* [What you should do] From the listing below, pull out every line where the string "type" appears.
** start Supplied material **
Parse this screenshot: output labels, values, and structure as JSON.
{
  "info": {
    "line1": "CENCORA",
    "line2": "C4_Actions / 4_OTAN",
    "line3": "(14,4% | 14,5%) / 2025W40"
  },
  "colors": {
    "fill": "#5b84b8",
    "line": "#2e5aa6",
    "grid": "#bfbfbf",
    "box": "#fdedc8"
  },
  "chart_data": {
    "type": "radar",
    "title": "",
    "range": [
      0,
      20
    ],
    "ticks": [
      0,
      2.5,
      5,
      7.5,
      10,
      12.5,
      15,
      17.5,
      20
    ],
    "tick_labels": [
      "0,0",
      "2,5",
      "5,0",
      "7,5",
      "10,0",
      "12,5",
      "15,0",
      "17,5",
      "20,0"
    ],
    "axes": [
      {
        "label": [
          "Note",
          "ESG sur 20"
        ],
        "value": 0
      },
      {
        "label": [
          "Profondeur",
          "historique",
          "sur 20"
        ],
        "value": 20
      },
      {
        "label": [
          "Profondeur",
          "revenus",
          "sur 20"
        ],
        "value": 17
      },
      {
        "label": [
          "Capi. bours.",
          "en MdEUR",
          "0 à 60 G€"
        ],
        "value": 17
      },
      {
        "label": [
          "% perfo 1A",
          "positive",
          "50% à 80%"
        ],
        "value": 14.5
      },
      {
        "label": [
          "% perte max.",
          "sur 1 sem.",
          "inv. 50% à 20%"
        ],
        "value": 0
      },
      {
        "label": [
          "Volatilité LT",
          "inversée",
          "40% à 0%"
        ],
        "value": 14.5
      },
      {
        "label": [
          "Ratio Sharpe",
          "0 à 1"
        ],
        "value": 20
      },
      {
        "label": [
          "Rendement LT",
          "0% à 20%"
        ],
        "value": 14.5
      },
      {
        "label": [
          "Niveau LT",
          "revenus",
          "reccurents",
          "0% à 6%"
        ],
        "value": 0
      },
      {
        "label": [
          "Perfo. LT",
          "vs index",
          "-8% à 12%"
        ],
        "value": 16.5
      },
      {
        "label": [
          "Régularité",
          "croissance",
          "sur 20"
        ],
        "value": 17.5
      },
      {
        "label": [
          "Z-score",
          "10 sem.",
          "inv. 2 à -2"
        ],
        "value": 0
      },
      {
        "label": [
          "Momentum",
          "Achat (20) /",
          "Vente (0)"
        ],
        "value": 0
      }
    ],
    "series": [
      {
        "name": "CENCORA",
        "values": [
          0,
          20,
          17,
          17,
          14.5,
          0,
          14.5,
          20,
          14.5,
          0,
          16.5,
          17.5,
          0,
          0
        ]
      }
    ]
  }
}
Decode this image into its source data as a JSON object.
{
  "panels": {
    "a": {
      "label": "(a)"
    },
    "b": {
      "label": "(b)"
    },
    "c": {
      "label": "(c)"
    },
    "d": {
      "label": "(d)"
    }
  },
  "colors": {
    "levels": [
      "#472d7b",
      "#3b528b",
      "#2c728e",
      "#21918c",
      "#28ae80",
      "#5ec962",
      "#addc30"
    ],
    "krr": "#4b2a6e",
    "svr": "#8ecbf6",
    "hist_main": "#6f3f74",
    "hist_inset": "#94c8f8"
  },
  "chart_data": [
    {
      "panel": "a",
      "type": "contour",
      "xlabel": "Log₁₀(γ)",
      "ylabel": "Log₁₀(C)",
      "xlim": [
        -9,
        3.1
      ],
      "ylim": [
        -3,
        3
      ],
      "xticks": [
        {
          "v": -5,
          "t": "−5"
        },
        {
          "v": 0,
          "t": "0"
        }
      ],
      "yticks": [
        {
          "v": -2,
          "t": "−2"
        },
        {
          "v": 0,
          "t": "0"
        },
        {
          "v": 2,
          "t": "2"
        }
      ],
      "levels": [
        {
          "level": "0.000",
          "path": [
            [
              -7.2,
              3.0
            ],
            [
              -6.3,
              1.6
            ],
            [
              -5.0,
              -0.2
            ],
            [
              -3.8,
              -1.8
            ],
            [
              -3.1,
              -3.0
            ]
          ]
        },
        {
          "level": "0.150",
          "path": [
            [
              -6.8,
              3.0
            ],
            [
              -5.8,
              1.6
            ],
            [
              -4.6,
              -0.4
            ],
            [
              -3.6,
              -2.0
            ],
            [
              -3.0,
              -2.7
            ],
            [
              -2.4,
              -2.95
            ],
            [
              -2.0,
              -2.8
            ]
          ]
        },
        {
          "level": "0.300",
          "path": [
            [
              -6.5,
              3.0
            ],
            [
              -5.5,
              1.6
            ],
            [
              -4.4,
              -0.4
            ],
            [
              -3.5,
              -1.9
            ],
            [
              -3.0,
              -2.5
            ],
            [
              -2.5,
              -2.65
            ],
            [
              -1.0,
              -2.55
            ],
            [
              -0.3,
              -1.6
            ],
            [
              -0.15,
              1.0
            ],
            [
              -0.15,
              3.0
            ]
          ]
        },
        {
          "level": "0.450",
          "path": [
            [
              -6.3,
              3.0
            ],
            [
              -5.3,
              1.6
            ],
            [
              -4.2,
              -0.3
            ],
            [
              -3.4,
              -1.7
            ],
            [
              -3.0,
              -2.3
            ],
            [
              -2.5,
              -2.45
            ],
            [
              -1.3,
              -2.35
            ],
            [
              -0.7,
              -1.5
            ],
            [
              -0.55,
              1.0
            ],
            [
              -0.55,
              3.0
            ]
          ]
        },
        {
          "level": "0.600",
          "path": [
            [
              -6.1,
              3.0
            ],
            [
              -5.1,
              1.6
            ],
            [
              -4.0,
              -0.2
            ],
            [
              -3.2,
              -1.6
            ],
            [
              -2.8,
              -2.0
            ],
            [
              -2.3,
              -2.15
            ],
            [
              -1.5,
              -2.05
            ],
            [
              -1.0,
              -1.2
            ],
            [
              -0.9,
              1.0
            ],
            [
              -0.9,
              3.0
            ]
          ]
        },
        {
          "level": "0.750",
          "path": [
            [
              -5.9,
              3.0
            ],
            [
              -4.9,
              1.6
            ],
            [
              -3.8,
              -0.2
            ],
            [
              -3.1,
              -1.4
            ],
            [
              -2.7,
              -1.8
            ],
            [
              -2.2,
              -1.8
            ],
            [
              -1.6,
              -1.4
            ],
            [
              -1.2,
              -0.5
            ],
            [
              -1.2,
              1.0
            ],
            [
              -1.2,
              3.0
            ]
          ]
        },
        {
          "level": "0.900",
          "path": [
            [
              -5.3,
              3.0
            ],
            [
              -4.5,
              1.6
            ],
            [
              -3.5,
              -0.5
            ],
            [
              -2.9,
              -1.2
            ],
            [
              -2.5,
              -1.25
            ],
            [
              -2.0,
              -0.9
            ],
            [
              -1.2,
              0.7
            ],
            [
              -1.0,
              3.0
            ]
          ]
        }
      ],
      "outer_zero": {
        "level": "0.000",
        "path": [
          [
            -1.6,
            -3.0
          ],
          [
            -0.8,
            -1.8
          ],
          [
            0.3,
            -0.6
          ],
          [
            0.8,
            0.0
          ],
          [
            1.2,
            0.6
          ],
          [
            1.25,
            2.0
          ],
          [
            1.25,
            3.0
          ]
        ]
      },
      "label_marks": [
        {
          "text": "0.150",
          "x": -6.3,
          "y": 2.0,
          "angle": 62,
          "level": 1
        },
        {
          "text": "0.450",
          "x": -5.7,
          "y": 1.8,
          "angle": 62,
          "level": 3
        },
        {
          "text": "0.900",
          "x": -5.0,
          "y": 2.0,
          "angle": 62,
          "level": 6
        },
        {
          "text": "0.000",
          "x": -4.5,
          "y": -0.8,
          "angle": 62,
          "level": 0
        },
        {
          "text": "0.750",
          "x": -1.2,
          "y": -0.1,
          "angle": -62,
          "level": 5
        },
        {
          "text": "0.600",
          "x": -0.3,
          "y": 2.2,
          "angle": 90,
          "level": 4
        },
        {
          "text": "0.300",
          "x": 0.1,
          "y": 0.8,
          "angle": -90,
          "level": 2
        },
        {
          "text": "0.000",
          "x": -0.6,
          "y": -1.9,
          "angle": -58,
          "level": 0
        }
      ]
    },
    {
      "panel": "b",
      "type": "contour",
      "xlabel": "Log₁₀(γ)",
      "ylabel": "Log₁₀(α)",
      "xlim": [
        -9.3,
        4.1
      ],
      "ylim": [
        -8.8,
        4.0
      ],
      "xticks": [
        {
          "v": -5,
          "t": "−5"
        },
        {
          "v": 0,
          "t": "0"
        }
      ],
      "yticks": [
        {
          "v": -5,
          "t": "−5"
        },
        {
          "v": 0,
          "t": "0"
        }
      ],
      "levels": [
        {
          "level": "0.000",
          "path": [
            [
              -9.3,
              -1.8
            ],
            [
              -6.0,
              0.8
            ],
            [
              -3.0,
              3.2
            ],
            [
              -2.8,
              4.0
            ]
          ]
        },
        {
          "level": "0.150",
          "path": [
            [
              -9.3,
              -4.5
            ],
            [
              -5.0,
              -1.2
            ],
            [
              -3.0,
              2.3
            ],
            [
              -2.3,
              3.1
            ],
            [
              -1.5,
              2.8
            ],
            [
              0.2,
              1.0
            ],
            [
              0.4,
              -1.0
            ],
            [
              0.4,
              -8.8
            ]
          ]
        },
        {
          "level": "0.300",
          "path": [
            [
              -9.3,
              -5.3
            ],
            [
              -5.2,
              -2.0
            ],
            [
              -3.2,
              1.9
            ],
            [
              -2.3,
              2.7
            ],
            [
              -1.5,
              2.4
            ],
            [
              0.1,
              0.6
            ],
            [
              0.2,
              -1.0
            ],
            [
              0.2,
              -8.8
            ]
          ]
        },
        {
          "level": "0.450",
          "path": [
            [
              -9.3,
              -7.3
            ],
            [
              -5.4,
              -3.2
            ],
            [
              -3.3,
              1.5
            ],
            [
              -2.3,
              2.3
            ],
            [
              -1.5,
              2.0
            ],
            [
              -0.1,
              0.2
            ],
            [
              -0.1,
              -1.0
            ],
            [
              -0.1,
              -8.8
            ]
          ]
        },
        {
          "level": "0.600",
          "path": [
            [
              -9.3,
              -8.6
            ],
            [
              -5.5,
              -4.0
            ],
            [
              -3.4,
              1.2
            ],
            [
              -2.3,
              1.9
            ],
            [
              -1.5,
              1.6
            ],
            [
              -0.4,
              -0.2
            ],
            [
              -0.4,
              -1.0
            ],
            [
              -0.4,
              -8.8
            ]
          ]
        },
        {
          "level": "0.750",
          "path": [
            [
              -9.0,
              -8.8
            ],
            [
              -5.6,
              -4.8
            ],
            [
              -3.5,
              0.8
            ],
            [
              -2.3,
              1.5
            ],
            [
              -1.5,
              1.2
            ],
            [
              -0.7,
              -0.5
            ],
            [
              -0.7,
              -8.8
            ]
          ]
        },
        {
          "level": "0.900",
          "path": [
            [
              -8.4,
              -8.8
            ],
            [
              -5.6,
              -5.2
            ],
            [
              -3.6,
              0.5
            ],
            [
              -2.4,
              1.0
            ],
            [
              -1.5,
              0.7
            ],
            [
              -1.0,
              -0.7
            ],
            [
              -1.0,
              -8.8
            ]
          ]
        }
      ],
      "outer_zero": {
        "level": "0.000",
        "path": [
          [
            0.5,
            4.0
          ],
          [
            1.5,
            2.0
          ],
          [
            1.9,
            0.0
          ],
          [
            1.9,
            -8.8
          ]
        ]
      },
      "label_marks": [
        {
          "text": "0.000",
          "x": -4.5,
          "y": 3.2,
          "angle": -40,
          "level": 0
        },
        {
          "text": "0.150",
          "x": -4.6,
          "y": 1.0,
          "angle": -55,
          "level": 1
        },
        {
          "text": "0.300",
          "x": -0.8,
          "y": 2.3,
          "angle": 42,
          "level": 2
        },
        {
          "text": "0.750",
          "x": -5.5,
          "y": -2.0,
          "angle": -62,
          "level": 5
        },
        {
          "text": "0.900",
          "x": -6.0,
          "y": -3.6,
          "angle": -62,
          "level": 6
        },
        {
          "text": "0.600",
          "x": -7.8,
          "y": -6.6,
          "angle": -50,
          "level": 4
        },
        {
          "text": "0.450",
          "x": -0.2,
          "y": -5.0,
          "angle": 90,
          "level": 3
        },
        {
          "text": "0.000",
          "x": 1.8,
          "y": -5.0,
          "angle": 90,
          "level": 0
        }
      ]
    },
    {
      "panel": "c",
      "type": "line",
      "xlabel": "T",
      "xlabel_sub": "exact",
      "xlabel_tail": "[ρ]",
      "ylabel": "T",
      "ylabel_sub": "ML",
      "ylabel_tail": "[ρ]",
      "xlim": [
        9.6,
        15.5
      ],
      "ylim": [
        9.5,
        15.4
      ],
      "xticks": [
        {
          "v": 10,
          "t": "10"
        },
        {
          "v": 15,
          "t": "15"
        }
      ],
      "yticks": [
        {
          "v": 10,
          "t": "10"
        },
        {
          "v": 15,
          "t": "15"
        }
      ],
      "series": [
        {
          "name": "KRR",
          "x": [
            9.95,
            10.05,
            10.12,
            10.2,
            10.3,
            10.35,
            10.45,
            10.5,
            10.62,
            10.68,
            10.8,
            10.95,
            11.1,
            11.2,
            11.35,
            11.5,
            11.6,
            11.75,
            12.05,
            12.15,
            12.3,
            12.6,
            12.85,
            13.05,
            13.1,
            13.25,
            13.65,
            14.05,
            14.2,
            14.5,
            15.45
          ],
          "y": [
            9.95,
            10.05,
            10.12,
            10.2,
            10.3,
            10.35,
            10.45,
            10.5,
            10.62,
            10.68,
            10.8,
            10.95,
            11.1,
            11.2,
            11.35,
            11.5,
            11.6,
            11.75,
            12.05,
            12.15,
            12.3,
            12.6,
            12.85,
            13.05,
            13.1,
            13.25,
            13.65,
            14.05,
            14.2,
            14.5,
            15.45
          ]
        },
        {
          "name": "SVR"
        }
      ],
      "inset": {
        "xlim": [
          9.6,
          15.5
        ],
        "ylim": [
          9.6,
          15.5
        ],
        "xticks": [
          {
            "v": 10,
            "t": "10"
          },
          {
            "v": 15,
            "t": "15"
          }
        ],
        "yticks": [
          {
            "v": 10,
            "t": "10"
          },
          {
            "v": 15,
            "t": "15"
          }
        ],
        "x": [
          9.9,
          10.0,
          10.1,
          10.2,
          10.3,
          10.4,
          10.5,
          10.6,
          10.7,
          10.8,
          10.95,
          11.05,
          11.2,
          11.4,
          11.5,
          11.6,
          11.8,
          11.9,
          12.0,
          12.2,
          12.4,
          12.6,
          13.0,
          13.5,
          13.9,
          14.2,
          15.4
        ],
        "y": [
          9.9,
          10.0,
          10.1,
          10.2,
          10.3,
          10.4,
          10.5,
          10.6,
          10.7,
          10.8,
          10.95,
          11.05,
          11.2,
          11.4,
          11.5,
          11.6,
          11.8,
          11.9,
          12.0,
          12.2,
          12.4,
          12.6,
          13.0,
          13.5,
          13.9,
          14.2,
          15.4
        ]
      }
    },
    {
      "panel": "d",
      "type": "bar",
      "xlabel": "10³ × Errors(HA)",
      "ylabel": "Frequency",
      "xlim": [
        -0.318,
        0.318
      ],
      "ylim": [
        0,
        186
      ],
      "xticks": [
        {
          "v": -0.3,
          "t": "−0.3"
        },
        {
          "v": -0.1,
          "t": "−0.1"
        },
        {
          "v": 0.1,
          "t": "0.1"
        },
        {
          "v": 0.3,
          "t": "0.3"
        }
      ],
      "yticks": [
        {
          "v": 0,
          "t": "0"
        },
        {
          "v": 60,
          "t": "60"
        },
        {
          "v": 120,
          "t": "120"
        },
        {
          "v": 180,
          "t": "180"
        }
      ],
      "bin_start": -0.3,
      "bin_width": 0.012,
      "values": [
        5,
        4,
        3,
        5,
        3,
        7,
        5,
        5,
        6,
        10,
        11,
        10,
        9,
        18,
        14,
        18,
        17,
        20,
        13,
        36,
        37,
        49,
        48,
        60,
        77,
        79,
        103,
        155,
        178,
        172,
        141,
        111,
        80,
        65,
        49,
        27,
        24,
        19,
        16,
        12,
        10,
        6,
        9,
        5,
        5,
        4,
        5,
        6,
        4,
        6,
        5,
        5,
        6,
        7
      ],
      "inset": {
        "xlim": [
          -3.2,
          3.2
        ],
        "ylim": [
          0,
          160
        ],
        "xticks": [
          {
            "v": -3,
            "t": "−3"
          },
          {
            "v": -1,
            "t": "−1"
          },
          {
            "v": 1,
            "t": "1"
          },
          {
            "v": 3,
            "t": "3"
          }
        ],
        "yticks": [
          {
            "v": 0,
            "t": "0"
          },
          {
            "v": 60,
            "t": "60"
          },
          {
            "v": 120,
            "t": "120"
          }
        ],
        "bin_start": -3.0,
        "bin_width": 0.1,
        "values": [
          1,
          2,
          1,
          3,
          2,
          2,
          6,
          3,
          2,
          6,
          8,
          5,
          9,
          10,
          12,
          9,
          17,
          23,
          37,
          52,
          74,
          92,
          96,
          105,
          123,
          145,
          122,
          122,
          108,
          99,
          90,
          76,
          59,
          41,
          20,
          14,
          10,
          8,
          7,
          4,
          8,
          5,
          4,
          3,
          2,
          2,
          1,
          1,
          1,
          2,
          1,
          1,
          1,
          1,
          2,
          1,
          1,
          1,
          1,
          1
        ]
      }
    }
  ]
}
** end Supplied material **
* [Answer for the task]
    "type": "radar",
      "type": "contour",
      "type": "contour",
      "type": "line",
      "type": "bar",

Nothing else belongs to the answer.